Short problem:
Find the lines of data that contain the string "Tháng", then list them.

[Stored items from a collection]
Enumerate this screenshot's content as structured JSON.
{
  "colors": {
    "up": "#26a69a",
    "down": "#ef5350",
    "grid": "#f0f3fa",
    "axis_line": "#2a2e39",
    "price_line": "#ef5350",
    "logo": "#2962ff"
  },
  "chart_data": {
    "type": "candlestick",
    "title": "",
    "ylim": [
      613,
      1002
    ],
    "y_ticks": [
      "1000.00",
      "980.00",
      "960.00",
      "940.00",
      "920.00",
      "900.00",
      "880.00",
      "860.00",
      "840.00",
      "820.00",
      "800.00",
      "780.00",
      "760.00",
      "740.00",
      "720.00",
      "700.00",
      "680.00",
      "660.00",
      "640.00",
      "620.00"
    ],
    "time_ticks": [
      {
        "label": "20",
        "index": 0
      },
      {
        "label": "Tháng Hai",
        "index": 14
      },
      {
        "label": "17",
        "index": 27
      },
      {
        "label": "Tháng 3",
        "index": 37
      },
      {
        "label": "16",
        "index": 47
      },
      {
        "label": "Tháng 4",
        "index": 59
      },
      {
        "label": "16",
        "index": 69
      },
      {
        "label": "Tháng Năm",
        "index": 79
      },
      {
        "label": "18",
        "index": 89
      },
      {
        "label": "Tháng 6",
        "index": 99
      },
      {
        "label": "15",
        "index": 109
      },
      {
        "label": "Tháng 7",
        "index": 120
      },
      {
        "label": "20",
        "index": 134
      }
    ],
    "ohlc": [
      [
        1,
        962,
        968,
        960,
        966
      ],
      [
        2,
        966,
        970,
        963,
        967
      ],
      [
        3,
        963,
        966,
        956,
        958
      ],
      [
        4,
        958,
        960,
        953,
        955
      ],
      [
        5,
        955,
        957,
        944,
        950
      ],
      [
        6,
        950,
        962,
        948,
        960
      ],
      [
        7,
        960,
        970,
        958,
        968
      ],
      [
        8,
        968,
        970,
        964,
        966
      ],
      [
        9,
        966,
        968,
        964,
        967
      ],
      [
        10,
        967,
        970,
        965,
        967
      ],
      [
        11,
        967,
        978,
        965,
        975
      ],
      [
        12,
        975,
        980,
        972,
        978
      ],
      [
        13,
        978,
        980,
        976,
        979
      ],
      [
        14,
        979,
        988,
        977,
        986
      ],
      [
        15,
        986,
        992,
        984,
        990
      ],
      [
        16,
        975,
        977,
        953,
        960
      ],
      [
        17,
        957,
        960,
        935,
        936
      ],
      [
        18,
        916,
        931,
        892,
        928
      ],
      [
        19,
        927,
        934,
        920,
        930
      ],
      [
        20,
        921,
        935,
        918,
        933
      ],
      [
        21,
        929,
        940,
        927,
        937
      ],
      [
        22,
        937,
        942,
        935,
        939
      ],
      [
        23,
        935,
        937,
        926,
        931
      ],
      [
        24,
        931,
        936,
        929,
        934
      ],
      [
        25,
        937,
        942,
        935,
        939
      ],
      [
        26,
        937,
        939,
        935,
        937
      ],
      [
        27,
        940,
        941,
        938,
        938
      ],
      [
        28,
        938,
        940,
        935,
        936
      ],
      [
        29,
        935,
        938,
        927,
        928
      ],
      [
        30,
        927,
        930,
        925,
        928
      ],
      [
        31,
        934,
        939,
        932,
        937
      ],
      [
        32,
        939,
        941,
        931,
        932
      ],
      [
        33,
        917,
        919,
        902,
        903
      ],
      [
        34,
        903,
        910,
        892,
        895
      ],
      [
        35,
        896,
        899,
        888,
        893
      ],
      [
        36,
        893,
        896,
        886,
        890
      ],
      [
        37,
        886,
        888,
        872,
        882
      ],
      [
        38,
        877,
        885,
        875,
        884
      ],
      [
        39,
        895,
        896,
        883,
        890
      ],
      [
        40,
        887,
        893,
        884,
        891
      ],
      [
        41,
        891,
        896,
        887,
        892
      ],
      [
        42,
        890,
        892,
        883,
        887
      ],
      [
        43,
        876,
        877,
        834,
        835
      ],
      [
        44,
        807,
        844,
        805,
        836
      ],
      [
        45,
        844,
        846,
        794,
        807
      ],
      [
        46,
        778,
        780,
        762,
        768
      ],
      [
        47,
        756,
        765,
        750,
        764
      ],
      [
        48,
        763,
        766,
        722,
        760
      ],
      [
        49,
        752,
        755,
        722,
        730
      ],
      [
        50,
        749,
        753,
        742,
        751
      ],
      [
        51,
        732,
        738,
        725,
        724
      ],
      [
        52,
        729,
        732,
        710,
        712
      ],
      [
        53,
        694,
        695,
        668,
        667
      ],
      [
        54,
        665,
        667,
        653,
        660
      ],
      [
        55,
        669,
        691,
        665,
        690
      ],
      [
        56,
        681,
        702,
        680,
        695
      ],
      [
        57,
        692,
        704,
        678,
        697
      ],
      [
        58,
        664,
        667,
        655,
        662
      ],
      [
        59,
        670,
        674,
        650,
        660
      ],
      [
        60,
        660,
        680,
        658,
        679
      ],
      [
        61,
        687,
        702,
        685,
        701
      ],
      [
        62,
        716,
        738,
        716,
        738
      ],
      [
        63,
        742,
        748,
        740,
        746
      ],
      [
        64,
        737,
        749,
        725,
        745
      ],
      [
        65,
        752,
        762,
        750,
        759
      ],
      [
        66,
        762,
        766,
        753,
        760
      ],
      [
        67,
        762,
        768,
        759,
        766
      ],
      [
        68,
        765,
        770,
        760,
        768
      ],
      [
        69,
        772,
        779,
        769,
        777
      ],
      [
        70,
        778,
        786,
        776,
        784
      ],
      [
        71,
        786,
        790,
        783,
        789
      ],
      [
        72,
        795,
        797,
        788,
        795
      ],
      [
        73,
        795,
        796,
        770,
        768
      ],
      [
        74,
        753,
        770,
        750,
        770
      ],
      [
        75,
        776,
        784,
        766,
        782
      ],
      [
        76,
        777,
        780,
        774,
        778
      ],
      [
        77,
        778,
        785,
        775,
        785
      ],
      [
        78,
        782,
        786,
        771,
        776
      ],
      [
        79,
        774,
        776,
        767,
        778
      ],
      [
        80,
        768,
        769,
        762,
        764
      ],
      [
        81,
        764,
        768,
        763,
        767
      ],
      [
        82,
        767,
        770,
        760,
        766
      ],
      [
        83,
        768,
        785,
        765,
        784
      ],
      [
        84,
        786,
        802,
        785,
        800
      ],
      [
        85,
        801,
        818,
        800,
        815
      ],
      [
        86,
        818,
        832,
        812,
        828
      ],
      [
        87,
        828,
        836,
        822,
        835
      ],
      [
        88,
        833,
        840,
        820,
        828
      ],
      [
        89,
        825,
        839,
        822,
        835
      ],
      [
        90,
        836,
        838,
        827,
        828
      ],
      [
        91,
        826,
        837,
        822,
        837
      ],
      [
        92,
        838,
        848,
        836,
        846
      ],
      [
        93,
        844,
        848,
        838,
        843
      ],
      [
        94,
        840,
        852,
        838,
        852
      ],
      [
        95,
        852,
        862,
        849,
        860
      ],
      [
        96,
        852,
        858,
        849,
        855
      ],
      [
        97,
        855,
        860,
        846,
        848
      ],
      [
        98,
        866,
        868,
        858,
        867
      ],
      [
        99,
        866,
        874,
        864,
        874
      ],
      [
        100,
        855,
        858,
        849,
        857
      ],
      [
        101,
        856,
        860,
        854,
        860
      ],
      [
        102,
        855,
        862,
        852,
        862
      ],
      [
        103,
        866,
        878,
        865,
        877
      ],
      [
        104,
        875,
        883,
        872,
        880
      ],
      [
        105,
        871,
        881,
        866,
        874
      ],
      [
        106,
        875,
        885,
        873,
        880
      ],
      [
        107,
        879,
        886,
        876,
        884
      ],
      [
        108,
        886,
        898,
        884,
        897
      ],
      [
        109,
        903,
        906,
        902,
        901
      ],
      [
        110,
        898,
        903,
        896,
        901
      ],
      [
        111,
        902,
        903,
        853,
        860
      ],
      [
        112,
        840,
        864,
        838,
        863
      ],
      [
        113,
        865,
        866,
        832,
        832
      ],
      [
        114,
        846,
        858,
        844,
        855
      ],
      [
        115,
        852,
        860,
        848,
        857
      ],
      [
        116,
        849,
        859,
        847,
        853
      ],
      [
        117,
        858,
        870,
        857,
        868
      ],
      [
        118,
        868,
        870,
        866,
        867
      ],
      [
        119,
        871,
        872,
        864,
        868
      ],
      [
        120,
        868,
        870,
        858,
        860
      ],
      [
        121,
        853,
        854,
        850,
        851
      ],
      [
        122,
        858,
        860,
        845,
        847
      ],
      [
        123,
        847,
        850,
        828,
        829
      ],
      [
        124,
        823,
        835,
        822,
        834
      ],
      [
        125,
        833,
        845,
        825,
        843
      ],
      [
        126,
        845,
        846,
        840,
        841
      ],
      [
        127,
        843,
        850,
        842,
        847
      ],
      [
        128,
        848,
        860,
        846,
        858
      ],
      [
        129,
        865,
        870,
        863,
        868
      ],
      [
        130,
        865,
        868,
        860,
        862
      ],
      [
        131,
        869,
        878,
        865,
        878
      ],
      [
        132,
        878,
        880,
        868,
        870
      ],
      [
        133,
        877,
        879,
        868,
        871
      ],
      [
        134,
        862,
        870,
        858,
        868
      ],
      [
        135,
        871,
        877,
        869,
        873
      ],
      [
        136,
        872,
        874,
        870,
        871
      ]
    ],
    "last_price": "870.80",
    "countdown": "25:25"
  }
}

Result of the task:
        "label": "Tháng Hai",
        "label": "Tháng 3",
        "label": "Tháng 4",
        "label": "Tháng Năm",
        "label": "Tháng 6",
        "label": "Tháng 7",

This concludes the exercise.